(Stored data)
☆ ☆ ☆ ☆ ☆ ☆ ☆
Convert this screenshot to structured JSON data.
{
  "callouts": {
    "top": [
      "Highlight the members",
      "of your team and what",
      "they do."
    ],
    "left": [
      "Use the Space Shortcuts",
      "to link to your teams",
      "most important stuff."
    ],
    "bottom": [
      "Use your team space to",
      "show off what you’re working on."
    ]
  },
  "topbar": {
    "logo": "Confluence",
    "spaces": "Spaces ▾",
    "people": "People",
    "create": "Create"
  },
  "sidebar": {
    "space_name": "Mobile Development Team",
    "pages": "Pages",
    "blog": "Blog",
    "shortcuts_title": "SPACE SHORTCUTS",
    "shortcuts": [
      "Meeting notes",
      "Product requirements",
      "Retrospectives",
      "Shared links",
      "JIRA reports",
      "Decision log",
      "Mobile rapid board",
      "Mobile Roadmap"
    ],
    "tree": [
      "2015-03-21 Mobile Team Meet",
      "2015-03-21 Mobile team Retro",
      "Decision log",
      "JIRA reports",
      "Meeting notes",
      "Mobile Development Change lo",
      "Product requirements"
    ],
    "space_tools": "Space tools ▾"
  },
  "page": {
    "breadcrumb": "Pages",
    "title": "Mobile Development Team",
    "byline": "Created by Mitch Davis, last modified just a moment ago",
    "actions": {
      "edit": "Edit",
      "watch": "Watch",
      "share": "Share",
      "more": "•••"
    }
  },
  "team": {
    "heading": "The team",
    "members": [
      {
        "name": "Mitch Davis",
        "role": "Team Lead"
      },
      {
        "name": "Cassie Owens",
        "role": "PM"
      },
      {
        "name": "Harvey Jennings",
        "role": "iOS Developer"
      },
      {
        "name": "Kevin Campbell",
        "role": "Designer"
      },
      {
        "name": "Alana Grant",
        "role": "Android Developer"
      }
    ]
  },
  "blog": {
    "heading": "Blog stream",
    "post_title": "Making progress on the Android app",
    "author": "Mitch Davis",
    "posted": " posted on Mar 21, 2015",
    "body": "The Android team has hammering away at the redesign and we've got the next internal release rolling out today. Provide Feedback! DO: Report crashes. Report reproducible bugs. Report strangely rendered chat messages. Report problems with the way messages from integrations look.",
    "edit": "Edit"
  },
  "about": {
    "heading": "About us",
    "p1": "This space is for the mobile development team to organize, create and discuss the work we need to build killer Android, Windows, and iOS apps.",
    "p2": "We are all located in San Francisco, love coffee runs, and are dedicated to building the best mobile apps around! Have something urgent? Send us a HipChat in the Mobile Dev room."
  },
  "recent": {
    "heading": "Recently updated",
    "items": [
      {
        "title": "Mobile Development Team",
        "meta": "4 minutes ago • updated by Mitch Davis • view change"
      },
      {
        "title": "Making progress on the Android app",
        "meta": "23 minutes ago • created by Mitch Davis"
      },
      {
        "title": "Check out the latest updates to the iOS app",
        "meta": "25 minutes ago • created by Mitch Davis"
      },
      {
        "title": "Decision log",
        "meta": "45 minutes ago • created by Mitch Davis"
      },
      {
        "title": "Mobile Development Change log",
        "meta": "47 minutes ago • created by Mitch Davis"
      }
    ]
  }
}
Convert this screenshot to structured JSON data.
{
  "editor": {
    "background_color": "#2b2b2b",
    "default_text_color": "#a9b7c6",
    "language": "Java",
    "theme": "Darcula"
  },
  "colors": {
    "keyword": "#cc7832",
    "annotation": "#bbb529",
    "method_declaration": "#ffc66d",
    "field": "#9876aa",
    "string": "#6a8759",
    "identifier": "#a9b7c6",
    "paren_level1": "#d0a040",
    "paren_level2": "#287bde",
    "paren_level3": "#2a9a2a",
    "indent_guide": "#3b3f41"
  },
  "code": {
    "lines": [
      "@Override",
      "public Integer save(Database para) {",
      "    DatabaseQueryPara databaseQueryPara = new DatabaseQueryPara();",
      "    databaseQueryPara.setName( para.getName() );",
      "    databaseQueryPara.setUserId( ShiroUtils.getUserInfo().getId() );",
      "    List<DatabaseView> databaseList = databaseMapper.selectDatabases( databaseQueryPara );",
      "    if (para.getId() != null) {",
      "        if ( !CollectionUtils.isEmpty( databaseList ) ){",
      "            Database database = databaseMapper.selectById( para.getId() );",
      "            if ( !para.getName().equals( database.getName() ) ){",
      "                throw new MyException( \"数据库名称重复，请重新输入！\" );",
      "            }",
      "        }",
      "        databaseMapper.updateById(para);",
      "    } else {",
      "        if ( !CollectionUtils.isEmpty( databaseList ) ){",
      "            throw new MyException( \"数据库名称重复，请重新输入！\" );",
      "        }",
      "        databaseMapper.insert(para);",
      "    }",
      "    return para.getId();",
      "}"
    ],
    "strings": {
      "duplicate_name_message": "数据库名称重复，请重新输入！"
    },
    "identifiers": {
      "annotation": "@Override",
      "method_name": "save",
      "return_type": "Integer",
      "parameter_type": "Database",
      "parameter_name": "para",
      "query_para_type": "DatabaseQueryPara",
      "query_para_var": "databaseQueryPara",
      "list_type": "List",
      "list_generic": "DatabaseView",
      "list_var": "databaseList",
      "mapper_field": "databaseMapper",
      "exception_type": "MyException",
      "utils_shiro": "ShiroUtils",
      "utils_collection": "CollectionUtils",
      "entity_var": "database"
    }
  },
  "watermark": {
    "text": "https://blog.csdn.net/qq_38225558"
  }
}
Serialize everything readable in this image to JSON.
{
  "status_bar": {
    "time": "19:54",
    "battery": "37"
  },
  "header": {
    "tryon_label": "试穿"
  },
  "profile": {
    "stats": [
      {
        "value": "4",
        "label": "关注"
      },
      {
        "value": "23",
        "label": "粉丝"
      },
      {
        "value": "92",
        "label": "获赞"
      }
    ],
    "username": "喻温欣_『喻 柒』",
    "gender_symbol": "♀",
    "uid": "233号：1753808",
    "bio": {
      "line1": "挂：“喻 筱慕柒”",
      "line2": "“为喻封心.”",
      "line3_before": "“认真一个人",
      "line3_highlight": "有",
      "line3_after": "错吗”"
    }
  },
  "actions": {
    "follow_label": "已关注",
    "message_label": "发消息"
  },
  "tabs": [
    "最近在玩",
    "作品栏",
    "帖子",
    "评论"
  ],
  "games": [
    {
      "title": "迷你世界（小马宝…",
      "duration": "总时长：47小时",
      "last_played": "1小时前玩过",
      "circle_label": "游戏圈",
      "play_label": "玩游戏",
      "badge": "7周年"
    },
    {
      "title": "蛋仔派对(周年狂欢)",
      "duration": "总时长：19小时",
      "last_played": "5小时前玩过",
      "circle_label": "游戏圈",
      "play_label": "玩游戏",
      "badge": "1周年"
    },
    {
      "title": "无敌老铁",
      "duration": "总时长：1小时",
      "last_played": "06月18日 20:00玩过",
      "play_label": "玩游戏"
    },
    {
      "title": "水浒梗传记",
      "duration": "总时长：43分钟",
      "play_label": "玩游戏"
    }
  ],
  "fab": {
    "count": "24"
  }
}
☆ ☆ ☆ ☆ ☆ ☆ ☆
(TASK INSTRUCTIONS) Please output the entries above, every line exactly as it reads.

(OUTPUT BELOW)
Convert this screenshot to structured JSON data.
{
  "callouts": {
    "top": [
      "Highlight the members",
      "of your team and what",
      "they do."
    ],
    "left": [
      "Use the Space Shortcuts",
      "to link to your teams",
      "most important stuff."
    ],
    "bottom": [
      "Use your team space to",
      "show off what you’re working on."
    ]
  },
  "topbar": {
    "logo": "Confluence",
    "spaces": "Spaces ▾",
    "people": "People",
    "create": "Create"
  },
  "sidebar": {
    "space_name": "Mobile Development Team",
    "pages": "Pages",
    "blog": "Blog",
    "shortcuts_title": "SPACE SHORTCUTS",
    "shortcuts": [
      "Meeting notes",
      "Product requirements",
      "Retrospectives",
      "Shared links",
      "JIRA reports",
      "Decision log",
      "Mobile rapid board",
      "Mobile Roadmap"
    ],
    "tree": [
      "2015-03-21 Mobile Team Meet",
      "2015-03-21 Mobile team Retro",
      "Decision log",
      "JIRA reports",
      "Meeting notes",
      "Mobile Development Change lo",
      "Product requirements"
    ],
    "space_tools": "Space tools ▾"
  },
  "page": {
    "breadcrumb": "Pages",
    "title": "Mobile Development Team",
    "byline": "Created by Mitch Davis, last modified just a moment ago",
    "actions": {
      "edit": "Edit",
      "watch": "Watch",
      "share": "Share",
      "more": "•••"
    }
  },
  "team": {
    "heading": "The team",
    "members": [
      {
        "name": "Mitch Davis",
        "role": "Team Lead"
      },
      {
        "name": "Cassie Owens",
        "role": "PM"
      },
      {
        "name": "Harvey Jennings",
        "role": "iOS Developer"
      },
      {
        "name": "Kevin Campbell",
        "role": "Designer"
      },
      {
        "name": "Alana Grant",
        "role": "Android Developer"
      }
    ]
  },
  "blog": {
    "heading": "Blog stream",
    "post_title": "Making progress on the Android app",
    "author": "Mitch Davis",
    "posted": " posted on Mar 21, 2015",
    "body": "The Android team has hammering away at the redesign and we've got the next internal release rolling out today. Provide Feedback! DO: Report crashes. Report reproducible bugs. Report strangely rendered chat messages. Report problems with the way messages from integrations look.",
    "edit": "Edit"
  },
  "about": {
    "heading": "About us",
    "p1": "This space is for the mobile development team to organize, create and discuss the work we need to build killer Android, Windows, and iOS apps.",
    "p2": "We are all located in San Francisco, love coffee runs, and are dedicated to building the best mobile apps around! Have something urgent? Send us a HipChat in the Mobile Dev room."
  },
  "recent": {
    "heading": "Recently updated",
    "items": [
      {
        "title": "Mobile Development Team",
        "meta": "4 minutes ago • updated by Mitch Davis • view change"
      },
      {
        "title": "Making progress on the Android app",
        "meta": "23 minutes ago • created by Mitch Davis"
      },
      {
        "title": "Check out the latest updates to the iOS app",
        "meta": "25 minutes ago • created by Mitch Davis"
      },
      {
        "title": "Decision log",
        "meta": "45 minutes ago • created by Mitch Davis"
      },
      {
        "title": "Mobile Development Change log",
        "meta": "47 minutes ago • created by Mitch Davis"
      }
    ]
  }
}
Convert this screenshot to structured JSON data.
{
  "editor": {
    "background_color": "#2b2b2b",
    "default_text_color": "#a9b7c6",
    "language": "Java",
    "theme": "Darcula"
  },
  "colors": {
    "keyword": "#cc7832",
    "annotation": "#bbb529",
    "method_declaration": "#ffc66d",
    "field": "#9876aa",
    "string": "#6a8759",
    "identifier": "#a9b7c6",
    "paren_level1": "#d0a040",
    "paren_level2": "#287bde",
    "paren_level3": "#2a9a2a",
    "indent_guide": "#3b3f41"
  },
  "code": {
    "lines": [
      "@Override",
      "public Integer save(Database para) {",
      "    DatabaseQueryPara databaseQueryPara = new DatabaseQueryPara();",
      "    databaseQueryPara.setName( para.getName() );",
      "    databaseQueryPara.setUserId( ShiroUtils.getUserInfo().getId() );",
      "    List<DatabaseView> databaseList = databaseMapper.selectDatabases( databaseQueryPara );",
      "    if (para.getId() != null) {",
      "        if ( !CollectionUtils.isEmpty( databaseList ) ){",
      "            Database database = databaseMapper.selectById( para.getId() );",
      "            if ( !para.getName().equals( database.getName() ) ){",
      "                throw new MyException( \"数据库名称重复，请重新输入！\" );",
      "            }",
      "        }",
      "        databaseMapper.updateById(para);",
      "    } else {",
      "        if ( !CollectionUtils.isEmpty( databaseList ) ){",
      "            throw new MyException( \"数据库名称重复，请重新输入！\" );",
      "        }",
      "        databaseMapper.insert(para);",
      "    }",
      "    return para.getId();",
      "}"
    ],
    "strings": {
      "duplicate_name_message": "数据库名称重复，请重新输入！"
    },
    "identifiers": {
      "annotation": "@Override",
      "method_name": "save",
      "return_type": "Integer",
      "parameter_type": "Database",
      "parameter_name": "para",
      "query_para_type": "DatabaseQueryPara",
      "query_para_var": "databaseQueryPara",
      "list_type": "List",
      "list_generic": "DatabaseView",
      "list_var": "databaseList",
      "mapper_field": "databaseMapper",
      "exception_type": "MyException",
      "utils_shiro": "ShiroUtils",
      "utils_collection": "CollectionUtils",
      "entity_var": "database"
    }
  },
  "watermark": {
    "text": "https://blog.csdn.net/qq_38225558"
  }
}
Serialize everything readable in this image to JSON.
{
  "status_bar": {
    "time": "19:54",
    "battery": "37"
  },
  "header": {
    "tryon_label": "试穿"
  },
  "profile": {
    "stats": [
      {
        "value": "4",
        "label": "关注"
      },
      {
        "value": "23",
        "label": "粉丝"
      },
      {
        "value": "92",
        "label": "获赞"
      }
    ],
    "username": "喻温欣_『喻 柒』",
    "gender_symbol": "♀",
    "uid": "233号：1753808",
    "bio": {
      "line1": "挂：“喻 筱慕柒”",
      "line2": "“为喻封心.”",
      "line3_before": "“认真一个人",
      "line3_highlight": "有",
      "line3_after": "错吗”"
    }
  },
  "actions": {
    "follow_label": "已关注",
    "message_label": "发消息"
  },
  "tabs": [
    "最近在玩",
    "作品栏",
    "帖子",
    "评论"
  ],
  "games": [
    {
      "title": "迷你世界（小马宝…",
      "duration": "总时长：47小时",
      "last_played": "1小时前玩过",
      "circle_label": "游戏圈",
      "play_label": "玩游戏",
      "badge": "7周年"
    },
    {
      "title": "蛋仔派对(周年狂欢)",
      "duration": "总时长：19小时",
      "last_played": "5小时前玩过",
      "circle_label": "游戏圈",
      "play_label": "玩游戏",
      "badge": "1周年"
    },
    {
      "title": "无敌老铁",
      "duration": "总时长：1小时",
      "last_played": "06月18日 20:00玩过",
      "play_label": "玩游戏"
    },
    {
      "title": "水浒梗传记",
      "duration": "总时长：43分钟",
      "play_label": "玩游戏"
    }
  ],
  "fab": {
    "count": "24"
  }
}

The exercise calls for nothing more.